Exercise prompt
Pull out every line below holding the word "eflux".

= = = = =

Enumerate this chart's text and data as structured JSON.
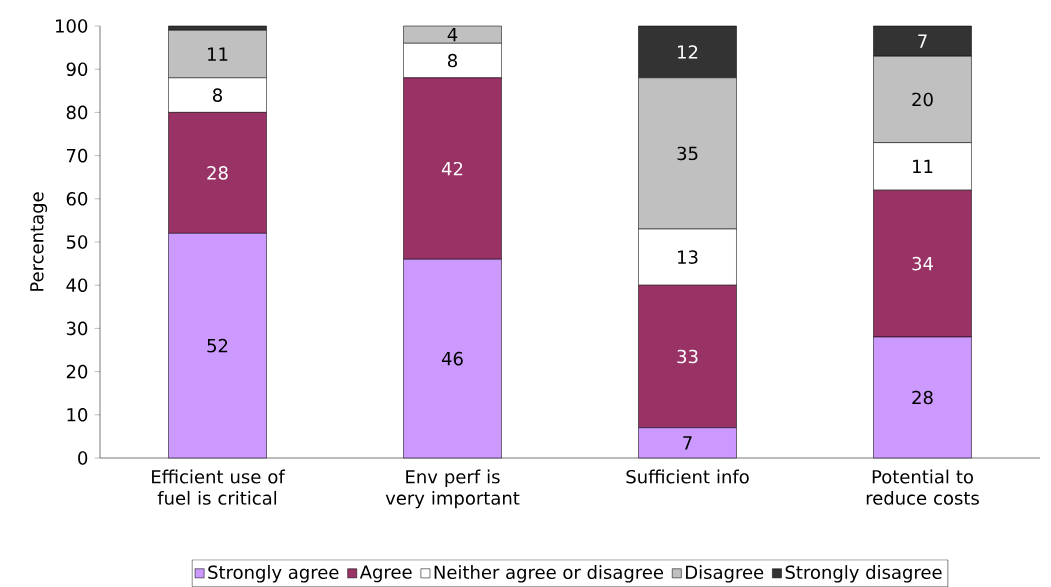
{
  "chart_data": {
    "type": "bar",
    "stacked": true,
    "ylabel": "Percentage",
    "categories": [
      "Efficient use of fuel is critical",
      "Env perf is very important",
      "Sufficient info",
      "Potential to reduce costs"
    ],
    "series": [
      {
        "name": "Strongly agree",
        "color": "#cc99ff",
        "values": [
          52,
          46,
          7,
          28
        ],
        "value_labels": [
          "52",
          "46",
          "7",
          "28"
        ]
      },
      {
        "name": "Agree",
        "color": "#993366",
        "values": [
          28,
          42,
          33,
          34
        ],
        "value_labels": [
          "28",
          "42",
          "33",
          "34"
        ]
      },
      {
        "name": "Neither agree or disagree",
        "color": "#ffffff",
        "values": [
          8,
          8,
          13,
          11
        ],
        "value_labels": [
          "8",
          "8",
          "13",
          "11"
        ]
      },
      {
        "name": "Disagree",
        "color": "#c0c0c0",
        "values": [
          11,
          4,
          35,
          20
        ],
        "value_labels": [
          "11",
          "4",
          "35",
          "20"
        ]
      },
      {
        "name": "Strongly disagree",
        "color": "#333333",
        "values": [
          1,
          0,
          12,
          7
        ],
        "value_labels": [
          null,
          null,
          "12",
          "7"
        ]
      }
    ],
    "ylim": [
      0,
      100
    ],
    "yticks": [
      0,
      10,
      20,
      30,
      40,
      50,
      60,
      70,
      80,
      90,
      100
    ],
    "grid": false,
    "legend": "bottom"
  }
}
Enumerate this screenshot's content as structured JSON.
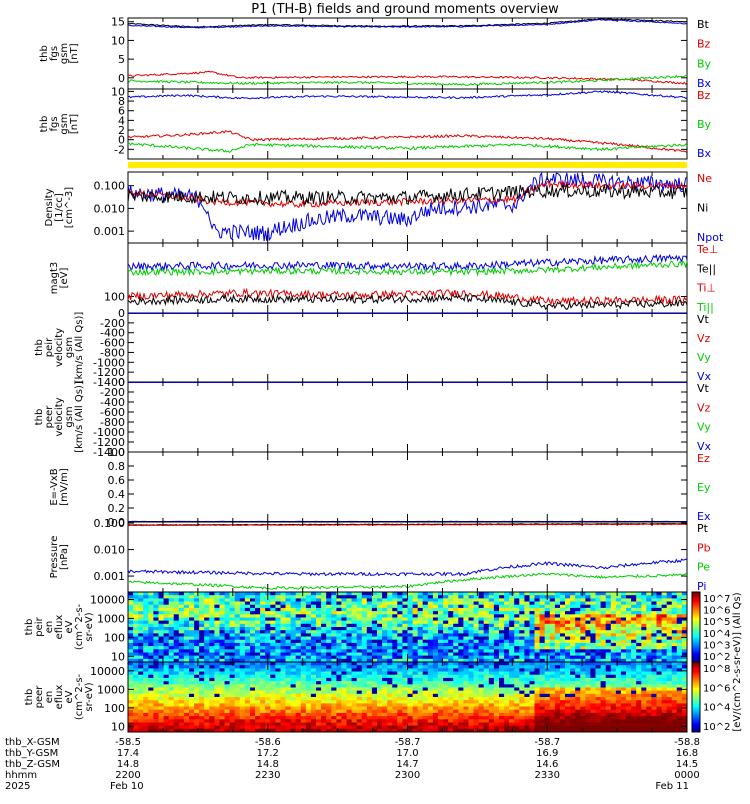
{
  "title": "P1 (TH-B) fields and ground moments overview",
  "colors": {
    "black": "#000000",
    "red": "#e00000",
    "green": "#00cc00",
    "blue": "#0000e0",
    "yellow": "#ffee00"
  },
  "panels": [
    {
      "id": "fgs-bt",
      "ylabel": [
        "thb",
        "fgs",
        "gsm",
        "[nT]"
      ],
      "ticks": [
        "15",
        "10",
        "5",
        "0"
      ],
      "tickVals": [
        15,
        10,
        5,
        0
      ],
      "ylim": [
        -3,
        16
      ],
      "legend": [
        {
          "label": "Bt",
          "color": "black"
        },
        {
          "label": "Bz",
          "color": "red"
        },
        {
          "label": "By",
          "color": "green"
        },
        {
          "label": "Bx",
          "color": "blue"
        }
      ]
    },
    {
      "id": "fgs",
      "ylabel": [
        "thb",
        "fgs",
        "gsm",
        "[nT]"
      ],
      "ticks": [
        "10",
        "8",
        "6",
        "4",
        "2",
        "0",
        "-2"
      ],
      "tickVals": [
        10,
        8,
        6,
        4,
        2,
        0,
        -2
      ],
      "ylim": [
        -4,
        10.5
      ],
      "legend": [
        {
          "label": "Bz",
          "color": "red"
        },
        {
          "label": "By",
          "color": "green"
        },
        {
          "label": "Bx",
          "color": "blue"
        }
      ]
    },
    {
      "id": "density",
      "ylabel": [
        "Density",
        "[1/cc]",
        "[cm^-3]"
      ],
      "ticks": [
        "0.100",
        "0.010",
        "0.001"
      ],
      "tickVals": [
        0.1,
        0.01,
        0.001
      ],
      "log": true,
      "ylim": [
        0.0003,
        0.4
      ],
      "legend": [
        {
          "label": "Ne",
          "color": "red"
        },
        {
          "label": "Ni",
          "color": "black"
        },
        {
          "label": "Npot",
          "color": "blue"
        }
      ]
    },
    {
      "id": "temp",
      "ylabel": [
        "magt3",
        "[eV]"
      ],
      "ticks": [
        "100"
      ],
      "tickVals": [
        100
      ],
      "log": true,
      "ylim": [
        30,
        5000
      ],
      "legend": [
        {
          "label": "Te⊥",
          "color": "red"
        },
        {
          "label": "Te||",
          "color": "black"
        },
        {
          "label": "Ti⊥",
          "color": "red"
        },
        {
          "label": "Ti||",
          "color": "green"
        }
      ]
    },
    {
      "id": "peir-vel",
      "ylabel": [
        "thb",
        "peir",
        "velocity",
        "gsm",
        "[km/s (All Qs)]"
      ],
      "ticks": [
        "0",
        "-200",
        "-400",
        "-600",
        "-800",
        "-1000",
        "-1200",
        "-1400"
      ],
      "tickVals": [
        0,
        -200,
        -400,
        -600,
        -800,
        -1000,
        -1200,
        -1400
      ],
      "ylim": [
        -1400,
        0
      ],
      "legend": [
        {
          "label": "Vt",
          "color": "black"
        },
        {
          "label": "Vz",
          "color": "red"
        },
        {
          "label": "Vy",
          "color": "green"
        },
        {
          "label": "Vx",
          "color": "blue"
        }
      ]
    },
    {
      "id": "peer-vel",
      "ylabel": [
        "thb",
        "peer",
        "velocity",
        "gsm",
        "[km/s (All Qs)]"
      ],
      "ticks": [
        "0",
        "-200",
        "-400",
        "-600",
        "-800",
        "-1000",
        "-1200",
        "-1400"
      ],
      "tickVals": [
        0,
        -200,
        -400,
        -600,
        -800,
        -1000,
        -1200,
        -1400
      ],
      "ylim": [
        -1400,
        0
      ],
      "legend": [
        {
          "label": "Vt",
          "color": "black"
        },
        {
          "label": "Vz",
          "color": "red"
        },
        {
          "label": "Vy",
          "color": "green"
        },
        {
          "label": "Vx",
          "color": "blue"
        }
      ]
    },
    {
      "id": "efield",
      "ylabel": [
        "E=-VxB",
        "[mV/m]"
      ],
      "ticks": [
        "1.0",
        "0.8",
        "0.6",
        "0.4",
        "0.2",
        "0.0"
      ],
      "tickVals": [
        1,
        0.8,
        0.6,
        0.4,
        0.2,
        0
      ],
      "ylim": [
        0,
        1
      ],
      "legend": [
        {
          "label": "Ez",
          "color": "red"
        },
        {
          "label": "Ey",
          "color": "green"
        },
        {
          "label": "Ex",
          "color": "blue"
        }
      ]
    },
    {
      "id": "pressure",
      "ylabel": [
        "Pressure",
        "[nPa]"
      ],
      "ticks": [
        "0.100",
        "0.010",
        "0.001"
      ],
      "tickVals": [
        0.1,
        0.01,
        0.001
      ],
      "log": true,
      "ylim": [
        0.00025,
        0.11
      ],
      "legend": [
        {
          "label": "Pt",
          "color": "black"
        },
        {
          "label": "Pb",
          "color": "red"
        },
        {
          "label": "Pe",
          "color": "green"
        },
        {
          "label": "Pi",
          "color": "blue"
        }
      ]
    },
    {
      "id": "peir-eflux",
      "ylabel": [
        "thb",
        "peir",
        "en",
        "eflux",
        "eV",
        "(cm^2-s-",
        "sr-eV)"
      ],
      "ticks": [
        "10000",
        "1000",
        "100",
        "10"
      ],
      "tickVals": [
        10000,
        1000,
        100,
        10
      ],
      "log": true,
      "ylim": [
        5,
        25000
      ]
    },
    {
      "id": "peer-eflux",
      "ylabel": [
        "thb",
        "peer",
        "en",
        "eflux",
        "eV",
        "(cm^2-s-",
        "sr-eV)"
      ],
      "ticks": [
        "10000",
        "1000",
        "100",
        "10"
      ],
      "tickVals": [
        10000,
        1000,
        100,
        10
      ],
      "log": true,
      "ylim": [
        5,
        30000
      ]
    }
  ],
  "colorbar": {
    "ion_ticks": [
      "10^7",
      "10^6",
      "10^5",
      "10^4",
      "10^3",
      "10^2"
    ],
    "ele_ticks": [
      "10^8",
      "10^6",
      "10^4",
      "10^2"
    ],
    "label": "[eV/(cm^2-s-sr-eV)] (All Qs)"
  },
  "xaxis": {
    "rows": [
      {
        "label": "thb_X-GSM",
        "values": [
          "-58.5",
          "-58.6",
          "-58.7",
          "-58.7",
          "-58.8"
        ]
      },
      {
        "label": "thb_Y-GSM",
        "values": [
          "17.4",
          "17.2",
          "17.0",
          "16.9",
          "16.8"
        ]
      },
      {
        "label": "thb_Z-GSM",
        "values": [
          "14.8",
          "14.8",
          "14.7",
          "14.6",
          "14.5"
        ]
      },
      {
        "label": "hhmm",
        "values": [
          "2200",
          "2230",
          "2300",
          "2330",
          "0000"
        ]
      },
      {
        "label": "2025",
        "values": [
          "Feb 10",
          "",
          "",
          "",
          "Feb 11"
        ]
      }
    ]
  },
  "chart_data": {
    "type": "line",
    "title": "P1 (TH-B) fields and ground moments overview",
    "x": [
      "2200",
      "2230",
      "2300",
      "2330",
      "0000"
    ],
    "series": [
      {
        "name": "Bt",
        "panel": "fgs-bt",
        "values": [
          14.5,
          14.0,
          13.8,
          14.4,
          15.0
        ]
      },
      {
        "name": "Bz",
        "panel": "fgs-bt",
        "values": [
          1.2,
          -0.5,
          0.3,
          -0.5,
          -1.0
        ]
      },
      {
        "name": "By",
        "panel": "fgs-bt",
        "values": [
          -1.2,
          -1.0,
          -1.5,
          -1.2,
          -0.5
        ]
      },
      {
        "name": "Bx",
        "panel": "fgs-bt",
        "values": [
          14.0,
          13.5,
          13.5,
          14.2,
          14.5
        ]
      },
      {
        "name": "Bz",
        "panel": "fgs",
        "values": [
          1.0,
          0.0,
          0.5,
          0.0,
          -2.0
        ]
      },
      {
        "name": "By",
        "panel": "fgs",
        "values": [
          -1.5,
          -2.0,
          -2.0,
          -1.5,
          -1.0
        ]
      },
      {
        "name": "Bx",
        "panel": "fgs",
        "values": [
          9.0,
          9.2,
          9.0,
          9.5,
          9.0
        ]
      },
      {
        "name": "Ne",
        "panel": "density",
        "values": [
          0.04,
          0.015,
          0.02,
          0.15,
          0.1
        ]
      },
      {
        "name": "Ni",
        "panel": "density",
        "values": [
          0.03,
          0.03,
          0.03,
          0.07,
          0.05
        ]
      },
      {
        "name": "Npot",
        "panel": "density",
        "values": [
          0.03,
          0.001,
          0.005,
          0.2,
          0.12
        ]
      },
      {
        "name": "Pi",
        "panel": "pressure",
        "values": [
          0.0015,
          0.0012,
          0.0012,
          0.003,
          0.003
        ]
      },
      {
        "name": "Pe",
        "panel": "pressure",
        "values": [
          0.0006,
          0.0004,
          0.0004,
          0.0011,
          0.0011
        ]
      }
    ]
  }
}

= = = = =

Solution to the problem
      "id": "peir-eflux",
        "eflux",
      "id": "peer-eflux",
        "eflux",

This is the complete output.